» PROBLEM DESCRIPTION
Each line below must be set down exactly; omit any image you find.

» Records excerpted from a collection
....

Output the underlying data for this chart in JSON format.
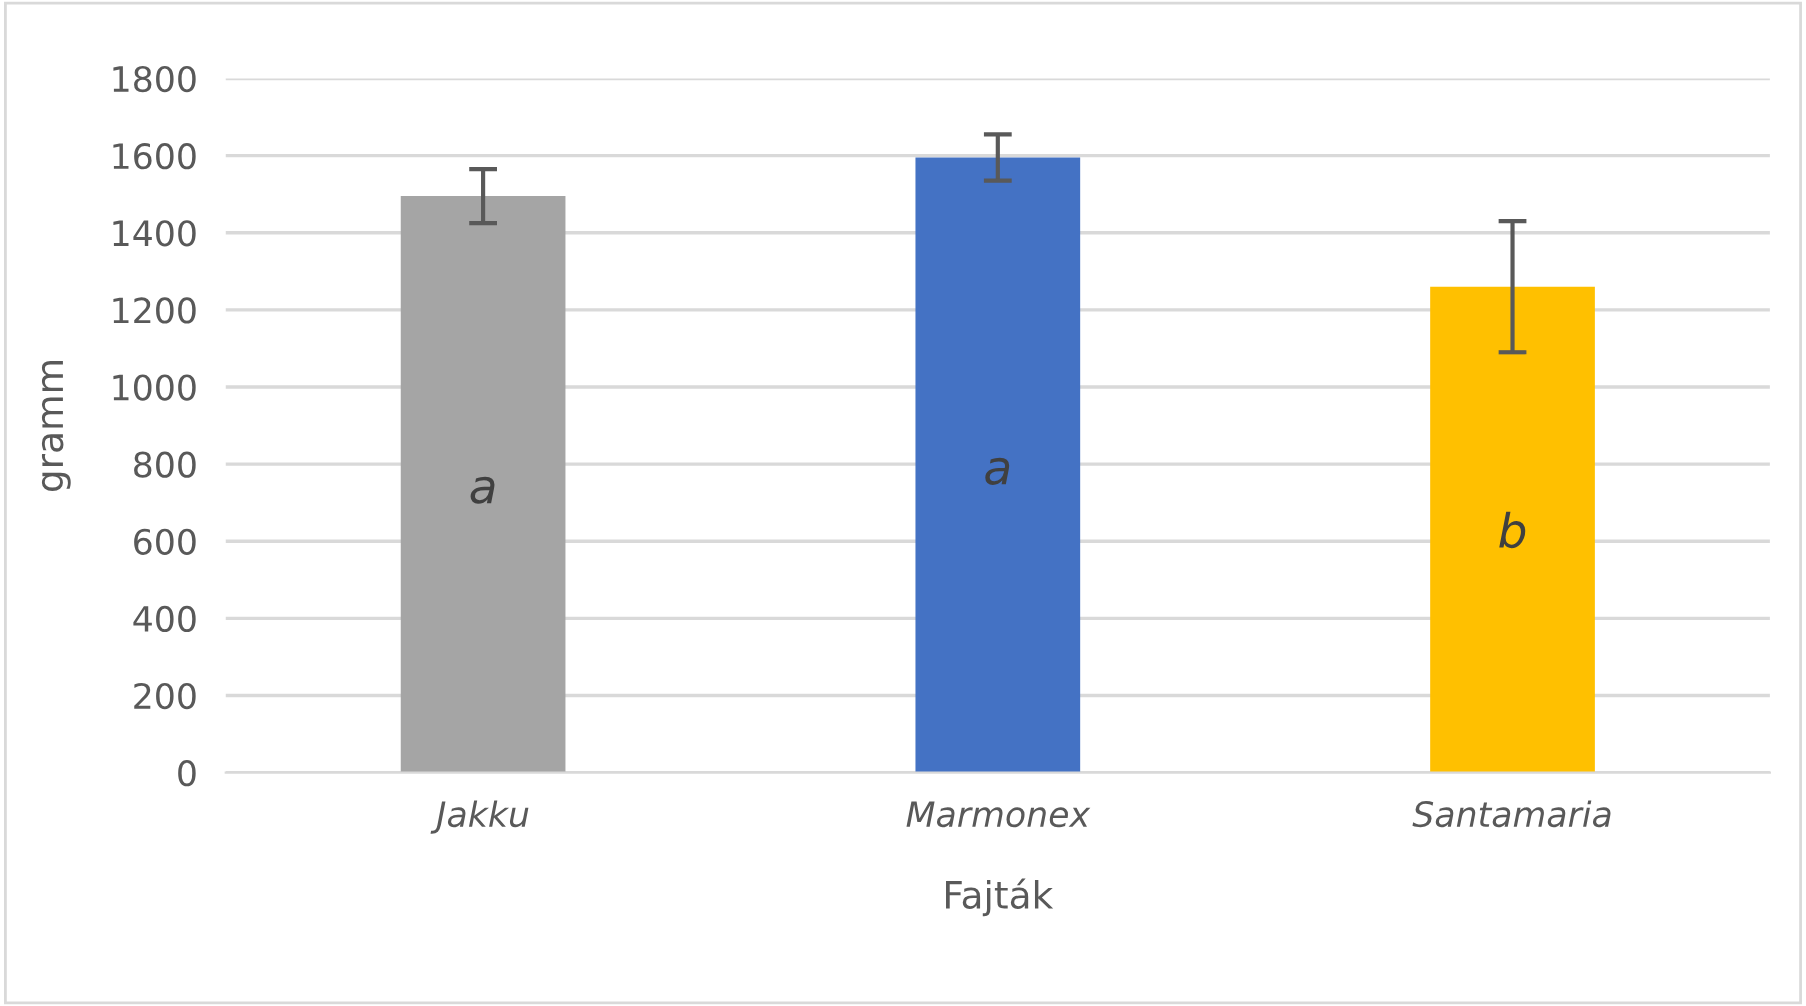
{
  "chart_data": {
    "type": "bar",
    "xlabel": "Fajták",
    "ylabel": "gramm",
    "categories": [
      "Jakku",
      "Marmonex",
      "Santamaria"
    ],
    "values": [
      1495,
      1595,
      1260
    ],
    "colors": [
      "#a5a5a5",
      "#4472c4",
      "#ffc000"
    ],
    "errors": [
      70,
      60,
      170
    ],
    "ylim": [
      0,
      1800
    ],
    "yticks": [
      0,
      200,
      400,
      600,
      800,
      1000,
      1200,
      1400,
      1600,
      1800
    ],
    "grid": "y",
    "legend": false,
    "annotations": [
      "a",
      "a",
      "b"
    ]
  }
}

....

» SOLUTION TO THIS TASK
Output the underlying data for this chart in JSON format.
{
  "chart_data": {
    "type": "bar",
    "xlabel": "Fajták",
    "ylabel": "gramm",
    "categories": [
      "Jakku",
      "Marmonex",
      "Santamaria"
    ],
    "values": [
      1495,
      1595,
      1260
    ],
    "colors": [
      "#a5a5a5",
      "#4472c4",
      "#ffc000"
    ],
    "errors": [
      70,
      60,
      170
    ],
    "ylim": [
      0,
      1800
    ],
    "yticks": [
      0,
      200,
      400,
      600,
      800,
      1000,
      1200,
      1400,
      1600,
      1800
    ],
    "grid": "y",
    "legend": false,
    "annotations": [
      "a",
      "a",
      "b"
    ]
  }
}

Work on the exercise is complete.